- Problem to work on
Without pictures, output exactly the lines running from the line containing "Enumerate this screenshot's" to the end of the listing below.

- Provided records
━━━━
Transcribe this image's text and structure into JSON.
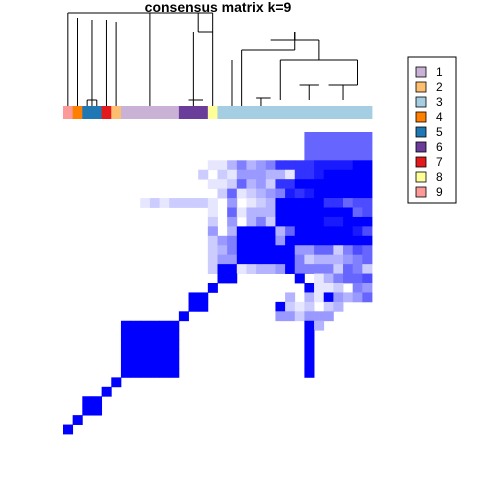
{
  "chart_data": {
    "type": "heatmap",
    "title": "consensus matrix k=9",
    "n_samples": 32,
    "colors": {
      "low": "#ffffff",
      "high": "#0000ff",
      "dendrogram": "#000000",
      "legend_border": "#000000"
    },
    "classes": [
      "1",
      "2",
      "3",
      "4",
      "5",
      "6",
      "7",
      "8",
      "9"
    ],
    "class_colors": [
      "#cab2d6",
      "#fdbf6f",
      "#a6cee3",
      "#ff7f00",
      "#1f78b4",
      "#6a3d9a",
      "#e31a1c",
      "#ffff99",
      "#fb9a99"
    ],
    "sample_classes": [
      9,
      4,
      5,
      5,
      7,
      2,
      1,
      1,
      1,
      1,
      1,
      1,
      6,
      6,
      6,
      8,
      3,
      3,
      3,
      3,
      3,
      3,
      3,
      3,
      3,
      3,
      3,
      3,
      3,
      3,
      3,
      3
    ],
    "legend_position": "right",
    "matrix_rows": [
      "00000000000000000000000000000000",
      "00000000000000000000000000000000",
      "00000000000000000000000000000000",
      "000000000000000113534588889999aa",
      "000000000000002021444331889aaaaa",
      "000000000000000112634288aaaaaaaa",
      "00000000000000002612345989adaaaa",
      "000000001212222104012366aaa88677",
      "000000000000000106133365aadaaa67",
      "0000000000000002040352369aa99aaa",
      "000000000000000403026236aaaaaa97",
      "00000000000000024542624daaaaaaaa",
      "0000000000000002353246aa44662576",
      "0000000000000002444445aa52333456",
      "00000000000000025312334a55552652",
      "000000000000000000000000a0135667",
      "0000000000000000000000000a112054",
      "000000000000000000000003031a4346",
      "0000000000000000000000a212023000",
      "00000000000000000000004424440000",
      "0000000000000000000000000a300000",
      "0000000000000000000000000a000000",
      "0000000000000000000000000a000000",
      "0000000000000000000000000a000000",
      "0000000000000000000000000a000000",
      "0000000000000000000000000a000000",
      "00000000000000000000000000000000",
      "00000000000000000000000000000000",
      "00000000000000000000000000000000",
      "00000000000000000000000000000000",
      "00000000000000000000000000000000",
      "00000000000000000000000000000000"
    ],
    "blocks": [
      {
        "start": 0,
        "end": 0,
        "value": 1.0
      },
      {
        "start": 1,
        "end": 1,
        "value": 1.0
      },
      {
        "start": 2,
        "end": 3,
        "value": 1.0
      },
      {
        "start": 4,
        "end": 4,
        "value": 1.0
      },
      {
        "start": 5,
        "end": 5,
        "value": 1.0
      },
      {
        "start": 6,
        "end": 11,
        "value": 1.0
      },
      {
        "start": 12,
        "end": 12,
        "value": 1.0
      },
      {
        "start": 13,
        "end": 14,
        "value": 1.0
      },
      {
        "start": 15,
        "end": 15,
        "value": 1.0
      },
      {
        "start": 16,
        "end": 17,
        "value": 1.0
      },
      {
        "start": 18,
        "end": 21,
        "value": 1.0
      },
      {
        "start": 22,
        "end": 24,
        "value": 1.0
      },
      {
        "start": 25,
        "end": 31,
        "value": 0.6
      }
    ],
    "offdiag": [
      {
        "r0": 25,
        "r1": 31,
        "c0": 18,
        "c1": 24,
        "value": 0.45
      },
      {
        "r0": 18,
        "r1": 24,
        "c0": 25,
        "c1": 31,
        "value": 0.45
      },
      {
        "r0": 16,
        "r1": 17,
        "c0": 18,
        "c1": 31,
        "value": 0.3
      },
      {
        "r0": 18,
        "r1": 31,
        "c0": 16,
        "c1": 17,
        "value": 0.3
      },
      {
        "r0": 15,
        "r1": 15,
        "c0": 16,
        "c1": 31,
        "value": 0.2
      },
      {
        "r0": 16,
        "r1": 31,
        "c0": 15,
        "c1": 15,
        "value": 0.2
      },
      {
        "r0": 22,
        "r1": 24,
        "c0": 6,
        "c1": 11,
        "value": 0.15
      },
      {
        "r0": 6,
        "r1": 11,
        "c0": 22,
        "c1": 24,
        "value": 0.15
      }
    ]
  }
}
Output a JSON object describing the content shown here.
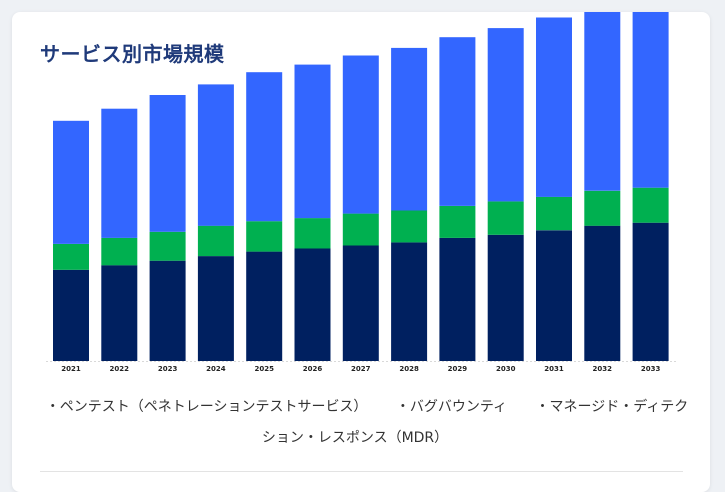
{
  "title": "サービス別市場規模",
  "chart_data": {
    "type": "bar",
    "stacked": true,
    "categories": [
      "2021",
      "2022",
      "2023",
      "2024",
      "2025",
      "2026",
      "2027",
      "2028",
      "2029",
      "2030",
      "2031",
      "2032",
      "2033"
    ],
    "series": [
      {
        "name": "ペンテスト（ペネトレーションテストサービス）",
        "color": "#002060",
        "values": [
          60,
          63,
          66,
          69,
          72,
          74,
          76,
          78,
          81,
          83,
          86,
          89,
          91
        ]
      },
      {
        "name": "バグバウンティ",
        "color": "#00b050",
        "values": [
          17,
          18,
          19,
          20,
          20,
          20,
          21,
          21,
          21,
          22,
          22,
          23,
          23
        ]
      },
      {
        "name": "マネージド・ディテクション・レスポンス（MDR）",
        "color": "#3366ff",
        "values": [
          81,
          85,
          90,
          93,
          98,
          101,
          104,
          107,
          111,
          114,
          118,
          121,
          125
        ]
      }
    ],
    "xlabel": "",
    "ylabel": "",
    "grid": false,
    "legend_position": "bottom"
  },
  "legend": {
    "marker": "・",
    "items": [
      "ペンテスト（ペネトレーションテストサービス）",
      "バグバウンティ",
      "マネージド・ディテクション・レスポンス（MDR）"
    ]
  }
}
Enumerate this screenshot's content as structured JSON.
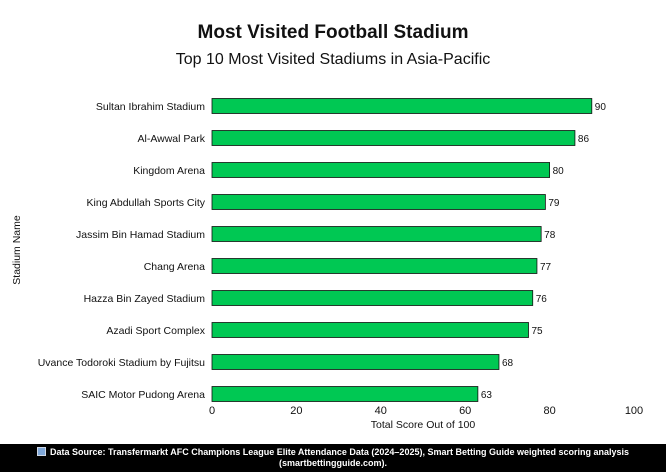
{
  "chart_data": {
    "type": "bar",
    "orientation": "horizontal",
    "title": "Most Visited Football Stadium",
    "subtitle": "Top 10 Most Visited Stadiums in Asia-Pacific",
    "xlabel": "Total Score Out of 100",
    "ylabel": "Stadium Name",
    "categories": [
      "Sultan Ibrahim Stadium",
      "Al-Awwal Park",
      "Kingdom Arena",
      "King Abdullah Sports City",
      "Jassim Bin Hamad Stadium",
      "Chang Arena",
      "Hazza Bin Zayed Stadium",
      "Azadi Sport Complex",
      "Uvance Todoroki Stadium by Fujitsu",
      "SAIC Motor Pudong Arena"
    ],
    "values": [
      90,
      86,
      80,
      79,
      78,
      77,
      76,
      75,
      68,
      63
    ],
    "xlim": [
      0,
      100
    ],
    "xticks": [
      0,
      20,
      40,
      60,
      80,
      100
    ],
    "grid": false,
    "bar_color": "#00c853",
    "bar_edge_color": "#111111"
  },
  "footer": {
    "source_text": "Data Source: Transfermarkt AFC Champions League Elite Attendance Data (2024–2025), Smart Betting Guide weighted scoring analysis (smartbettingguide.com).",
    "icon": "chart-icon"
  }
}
━━━━
- Solution
Enumerate this screenshot's content as structured JSON.
{
  "chart_data": {
    "type": "bar",
    "orientation": "horizontal",
    "title": "Most Visited Football Stadium",
    "subtitle": "Top 10 Most Visited Stadiums in Asia-Pacific",
    "xlabel": "Total Score Out of 100",
    "ylabel": "Stadium Name",
    "categories": [
      "Sultan Ibrahim Stadium",
      "Al-Awwal Park",
      "Kingdom Arena",
      "King Abdullah Sports City",
      "Jassim Bin Hamad Stadium",
      "Chang Arena",
      "Hazza Bin Zayed Stadium",
      "Azadi Sport Complex",
      "Uvance Todoroki Stadium by Fujitsu",
      "SAIC Motor Pudong Arena"
    ],
    "values": [
      90,
      86,
      80,
      79,
      78,
      77,
      76,
      75,
      68,
      63
    ],
    "xlim": [
      0,
      100
    ],
    "xticks": [
      0,
      20,
      40,
      60,
      80,
      100
    ],
    "grid": false,
    "bar_color": "#00c853",
    "bar_edge_color": "#111111"
  },
  "footer": {
    "source_text": "Data Source: Transfermarkt AFC Champions League Elite Attendance Data (2024–2025), Smart Betting Guide weighted scoring analysis (smartbettingguide.com).",
    "icon": "chart-icon"
  }
}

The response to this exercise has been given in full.